# Problem to solve
Copy out, from the entries below, each line holding the string "bancos".

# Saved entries

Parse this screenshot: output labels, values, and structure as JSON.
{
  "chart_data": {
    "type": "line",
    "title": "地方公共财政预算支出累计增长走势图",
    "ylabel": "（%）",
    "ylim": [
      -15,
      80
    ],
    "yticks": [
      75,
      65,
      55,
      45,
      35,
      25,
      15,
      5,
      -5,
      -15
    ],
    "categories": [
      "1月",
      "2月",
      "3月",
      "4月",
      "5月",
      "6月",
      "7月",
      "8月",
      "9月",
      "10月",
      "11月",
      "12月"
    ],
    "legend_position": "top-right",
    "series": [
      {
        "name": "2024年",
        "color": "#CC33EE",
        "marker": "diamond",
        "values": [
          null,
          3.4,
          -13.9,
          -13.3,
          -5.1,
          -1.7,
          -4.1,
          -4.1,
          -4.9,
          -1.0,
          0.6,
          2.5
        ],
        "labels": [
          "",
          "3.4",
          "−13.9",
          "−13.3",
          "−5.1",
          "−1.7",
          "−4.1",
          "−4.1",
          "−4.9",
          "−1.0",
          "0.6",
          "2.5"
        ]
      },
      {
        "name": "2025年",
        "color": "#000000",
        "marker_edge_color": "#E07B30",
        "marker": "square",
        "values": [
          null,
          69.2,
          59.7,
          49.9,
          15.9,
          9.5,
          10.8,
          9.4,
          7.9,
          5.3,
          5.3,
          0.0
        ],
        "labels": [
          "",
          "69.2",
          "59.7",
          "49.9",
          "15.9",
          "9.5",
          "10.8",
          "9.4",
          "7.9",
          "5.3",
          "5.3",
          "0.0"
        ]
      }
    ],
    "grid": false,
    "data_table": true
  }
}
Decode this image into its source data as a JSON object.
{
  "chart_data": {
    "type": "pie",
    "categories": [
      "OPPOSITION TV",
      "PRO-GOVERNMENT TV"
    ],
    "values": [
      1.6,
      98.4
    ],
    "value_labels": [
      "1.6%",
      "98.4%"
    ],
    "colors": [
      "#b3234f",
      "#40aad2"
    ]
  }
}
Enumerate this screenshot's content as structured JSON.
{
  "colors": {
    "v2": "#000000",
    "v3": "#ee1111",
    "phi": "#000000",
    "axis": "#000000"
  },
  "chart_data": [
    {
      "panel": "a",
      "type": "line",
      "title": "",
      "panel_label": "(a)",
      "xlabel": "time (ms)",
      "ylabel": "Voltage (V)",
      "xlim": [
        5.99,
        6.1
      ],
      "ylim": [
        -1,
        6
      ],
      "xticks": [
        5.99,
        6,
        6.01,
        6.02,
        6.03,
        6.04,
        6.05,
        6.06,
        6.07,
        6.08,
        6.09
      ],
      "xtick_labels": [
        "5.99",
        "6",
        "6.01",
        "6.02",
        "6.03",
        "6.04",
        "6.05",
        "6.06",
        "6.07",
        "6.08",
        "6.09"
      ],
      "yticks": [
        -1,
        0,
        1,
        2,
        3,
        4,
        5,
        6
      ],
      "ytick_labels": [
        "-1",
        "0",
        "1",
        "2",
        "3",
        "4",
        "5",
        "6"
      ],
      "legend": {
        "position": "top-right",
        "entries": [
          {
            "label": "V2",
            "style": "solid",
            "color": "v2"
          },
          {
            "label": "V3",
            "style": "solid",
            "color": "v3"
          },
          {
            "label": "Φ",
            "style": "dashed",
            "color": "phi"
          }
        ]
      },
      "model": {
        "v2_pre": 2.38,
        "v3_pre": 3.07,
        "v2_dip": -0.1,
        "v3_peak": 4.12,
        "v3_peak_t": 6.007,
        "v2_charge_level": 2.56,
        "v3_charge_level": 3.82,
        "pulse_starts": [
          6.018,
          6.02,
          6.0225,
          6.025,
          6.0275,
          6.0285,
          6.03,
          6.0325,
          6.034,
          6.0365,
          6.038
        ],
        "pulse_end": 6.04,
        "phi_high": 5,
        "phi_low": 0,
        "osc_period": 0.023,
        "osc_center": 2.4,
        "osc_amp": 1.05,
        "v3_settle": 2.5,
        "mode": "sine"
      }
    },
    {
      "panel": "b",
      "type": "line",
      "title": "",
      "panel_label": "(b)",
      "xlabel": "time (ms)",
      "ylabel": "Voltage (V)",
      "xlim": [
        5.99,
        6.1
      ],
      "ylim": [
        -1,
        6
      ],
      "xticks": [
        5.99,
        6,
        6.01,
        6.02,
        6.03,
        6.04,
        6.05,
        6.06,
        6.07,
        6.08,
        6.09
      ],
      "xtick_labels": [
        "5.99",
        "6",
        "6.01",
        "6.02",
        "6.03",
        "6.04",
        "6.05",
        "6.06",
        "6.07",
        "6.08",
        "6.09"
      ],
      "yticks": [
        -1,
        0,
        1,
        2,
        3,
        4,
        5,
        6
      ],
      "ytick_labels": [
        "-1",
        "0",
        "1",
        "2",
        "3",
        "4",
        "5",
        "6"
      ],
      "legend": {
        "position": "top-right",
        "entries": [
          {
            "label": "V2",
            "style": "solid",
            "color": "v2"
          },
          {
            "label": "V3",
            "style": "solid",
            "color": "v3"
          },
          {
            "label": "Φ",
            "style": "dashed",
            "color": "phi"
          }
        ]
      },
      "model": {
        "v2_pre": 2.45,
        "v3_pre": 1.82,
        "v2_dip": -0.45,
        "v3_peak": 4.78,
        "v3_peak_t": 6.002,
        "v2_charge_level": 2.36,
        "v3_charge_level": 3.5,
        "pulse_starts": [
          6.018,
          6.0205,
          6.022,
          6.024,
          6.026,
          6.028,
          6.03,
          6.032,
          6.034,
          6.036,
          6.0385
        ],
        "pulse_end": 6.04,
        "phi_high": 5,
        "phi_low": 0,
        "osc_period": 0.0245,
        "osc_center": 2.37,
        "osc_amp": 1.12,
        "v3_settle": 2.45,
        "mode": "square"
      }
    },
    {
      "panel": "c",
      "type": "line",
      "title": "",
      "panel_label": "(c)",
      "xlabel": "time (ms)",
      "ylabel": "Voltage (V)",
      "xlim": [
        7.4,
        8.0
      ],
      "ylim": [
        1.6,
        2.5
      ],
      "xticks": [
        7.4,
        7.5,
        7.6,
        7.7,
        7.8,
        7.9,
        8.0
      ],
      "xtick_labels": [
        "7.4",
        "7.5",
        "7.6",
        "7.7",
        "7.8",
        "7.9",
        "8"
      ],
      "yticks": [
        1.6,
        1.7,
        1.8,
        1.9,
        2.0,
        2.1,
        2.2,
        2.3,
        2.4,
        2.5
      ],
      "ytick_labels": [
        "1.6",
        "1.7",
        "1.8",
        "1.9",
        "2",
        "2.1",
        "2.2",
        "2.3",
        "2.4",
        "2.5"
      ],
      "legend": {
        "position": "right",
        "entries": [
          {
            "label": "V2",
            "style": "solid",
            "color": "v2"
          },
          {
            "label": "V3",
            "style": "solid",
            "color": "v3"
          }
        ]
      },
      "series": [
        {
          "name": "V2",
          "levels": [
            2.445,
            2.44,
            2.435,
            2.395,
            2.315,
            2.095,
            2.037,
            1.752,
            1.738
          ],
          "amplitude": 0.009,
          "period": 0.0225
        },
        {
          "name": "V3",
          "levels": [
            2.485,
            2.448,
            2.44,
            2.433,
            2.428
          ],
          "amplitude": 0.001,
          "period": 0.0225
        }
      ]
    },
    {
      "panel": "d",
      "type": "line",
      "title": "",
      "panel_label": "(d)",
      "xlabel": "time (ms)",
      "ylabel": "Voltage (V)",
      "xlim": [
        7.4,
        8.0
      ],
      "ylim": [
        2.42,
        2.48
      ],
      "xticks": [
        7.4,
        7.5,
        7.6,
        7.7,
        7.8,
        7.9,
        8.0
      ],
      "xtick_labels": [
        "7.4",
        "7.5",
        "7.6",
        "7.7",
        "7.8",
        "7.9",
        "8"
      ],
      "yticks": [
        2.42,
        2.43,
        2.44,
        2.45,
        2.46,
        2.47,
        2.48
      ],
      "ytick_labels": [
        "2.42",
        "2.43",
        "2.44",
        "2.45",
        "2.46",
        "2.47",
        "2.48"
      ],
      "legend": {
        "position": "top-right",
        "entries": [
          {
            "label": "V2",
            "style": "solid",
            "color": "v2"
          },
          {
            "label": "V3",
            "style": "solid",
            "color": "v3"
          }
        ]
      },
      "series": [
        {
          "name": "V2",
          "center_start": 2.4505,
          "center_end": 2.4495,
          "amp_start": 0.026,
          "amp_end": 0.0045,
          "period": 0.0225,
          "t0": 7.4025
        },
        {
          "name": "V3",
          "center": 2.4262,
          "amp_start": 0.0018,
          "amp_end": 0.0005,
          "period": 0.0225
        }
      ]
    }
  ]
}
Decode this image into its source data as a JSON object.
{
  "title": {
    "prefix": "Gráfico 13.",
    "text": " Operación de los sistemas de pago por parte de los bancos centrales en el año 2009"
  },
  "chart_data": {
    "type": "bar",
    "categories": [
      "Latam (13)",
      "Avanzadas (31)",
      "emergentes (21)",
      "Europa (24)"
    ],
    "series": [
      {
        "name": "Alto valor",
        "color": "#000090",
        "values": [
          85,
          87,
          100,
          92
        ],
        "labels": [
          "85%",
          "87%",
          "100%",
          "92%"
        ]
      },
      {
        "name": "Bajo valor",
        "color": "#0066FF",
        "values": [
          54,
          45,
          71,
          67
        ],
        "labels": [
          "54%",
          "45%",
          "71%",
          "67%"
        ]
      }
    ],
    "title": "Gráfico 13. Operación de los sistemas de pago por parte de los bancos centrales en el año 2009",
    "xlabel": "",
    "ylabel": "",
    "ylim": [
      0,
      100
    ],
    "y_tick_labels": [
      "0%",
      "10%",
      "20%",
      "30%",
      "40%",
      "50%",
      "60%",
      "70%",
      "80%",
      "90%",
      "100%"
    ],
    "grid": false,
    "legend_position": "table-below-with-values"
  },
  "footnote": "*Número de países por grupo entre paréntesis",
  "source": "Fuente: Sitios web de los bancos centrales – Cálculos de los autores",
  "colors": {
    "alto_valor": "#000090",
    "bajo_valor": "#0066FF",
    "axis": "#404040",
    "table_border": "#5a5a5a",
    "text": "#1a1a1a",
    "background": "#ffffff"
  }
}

# Solution
    "text": " Operación de los sistemas de pago por parte de los bancos centrales en el año 2009"
    "title": "Gráfico 13. Operación de los sistemas de pago por parte de los bancos centrales en el año 2009",
  "source": "Fuente: Sitios web de los bancos centrales – Cálculos de los autores",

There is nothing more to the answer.